• TASK GOAL: Quote each line of the material verbatim, without the pictures.

• SUPPLIED MATERIAL:
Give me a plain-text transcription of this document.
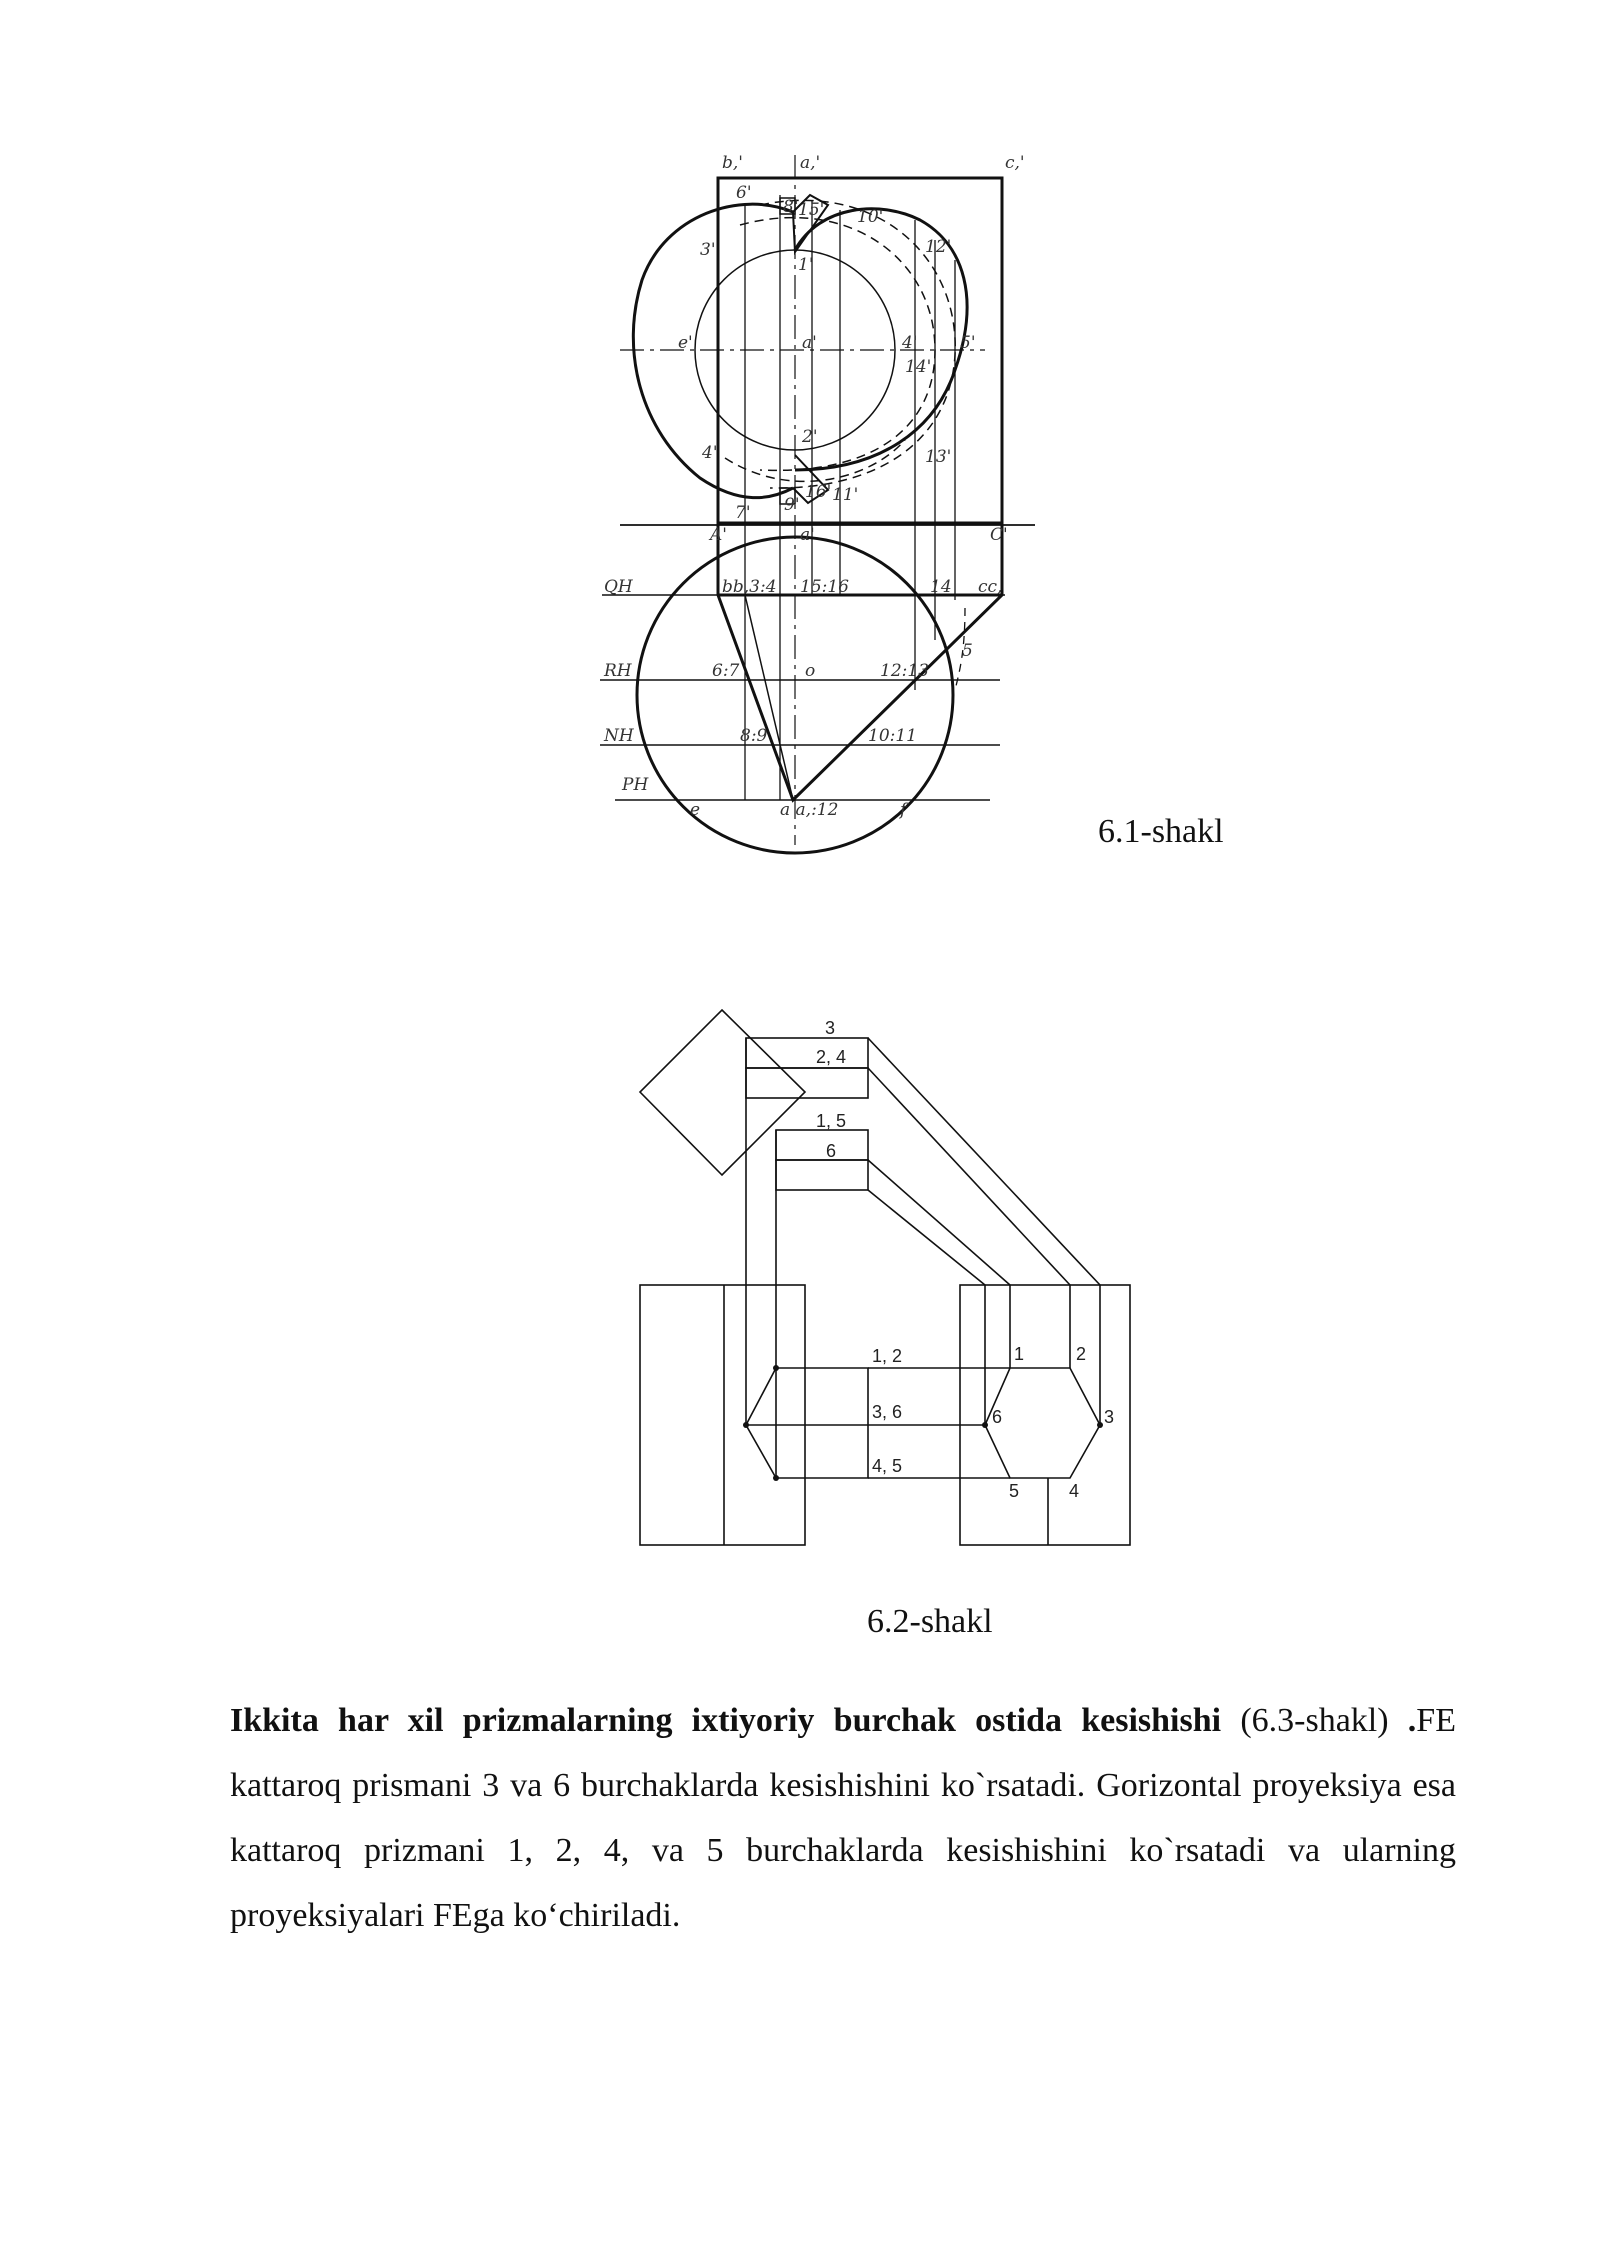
b,'	a,'	c,'
6'
8' 15' 10'
3'	12'
1'
e'	a'	4'	5'
14'
2'
4'	13'
7' 9'
16' 11'
A'	a'	C'
QH	bb,3:4 15:16	14 cc,
RH	6:7	o	12:13
5
NH	8:9	10:11
PH
e	a a,:12	f
6.1-shakl
3
2, 4
1, 5
6
1, 2
3, 6
4, 5
1	2
6	3
5	4
6.2-shakl
Ikkita har xil prizmalarning ixtiyoriy burchak ostida kesishishi (6.3-shakl) .FE kattaroq prismani 3 va 6 burchaklarda kesishishini ko`rsatadi. Gorizontal proyeksiya esa kattaroq prizmani 1, 2, 4, va 5 burchaklarda kesishishini ko`rsatadi va ularning proyeksiyalari FEga ko‘chiriladi.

• COMPLETED TASK:
Give me a plain-text transcription of this document.
b,'	a,'	c,'
6'
8' 15' 10'
3'	12'
1'
e'	a'	4'	5'
14'
2'
4'	13'
7' 9'
16' 11'
A'	a'	C'
QH	bb,3:4 15:16	14 cc,
RH	6:7	o	12:13
5
NH	8:9	10:11
PH
e	a a,:12	f
6.1-shakl
3
2, 4
1, 5
6
1, 2
3, 6
4, 5
1	2
6	3
5	4
6.2-shakl
Ikkita har xil prizmalarning ixtiyoriy burchak ostida kesishishi (6.3-shakl) .FE kattaroq prismani 3 va 6 burchaklarda kesishishini ko`rsatadi. Gorizontal proyeksiya esa kattaroq prizmani 1, 2, 4, va 5 burchaklarda kesishishini ko`rsatadi va ularning proyeksiyalari FEga ko‘chiriladi.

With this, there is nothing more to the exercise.